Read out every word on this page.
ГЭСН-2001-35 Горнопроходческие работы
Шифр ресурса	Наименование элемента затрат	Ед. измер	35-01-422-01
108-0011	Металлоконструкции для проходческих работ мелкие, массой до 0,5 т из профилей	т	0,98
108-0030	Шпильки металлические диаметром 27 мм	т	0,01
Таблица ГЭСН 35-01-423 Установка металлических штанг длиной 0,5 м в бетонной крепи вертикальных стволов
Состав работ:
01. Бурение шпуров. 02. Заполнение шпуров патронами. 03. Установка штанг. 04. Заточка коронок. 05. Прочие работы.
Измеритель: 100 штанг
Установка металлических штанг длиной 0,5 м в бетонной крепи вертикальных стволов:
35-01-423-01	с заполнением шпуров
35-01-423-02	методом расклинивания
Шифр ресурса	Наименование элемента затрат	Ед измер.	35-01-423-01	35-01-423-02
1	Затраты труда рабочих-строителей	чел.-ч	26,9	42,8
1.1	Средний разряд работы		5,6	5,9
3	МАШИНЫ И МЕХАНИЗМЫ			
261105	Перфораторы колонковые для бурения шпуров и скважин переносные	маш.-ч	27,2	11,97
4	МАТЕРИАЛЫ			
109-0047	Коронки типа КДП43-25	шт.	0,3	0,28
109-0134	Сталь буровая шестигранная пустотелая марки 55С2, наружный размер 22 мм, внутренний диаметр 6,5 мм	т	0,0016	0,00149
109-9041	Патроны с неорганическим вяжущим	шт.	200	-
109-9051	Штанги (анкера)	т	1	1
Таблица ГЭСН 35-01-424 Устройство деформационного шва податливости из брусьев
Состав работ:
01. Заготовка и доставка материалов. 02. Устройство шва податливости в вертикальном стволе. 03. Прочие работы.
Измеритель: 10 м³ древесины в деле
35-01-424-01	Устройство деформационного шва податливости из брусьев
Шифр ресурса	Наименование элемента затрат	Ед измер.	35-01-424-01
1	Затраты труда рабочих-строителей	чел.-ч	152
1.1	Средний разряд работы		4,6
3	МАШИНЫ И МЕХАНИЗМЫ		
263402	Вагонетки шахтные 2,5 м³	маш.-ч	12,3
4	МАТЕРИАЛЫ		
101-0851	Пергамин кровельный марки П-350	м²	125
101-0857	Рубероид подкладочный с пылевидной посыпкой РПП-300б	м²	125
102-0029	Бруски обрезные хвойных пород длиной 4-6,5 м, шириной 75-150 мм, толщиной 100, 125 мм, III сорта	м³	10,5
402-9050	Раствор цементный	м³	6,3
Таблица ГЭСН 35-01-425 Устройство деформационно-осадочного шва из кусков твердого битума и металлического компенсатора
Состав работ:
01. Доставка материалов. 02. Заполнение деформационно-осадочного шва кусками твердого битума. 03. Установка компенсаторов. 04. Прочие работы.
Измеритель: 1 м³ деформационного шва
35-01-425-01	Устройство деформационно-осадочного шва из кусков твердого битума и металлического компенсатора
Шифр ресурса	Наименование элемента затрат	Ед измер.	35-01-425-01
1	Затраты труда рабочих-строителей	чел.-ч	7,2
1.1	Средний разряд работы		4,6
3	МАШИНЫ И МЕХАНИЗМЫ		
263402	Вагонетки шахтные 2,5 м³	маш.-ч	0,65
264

** Given task **
Using the data above, copy each line that contains "ГЭСН".

** Response to the task **
ГЭСН-2001-35 Горнопроходческие работы
Таблица ГЭСН 35-01-423 Установка металлических штанг длиной 0,5 м в бетонной крепи вертикальных стволов
Таблица ГЭСН 35-01-424 Устройство деформационного шва податливости из брусьев
Таблица ГЭСН 35-01-425 Устройство деформационно-осадочного шва из кусков твердого битума и металлического компенсатора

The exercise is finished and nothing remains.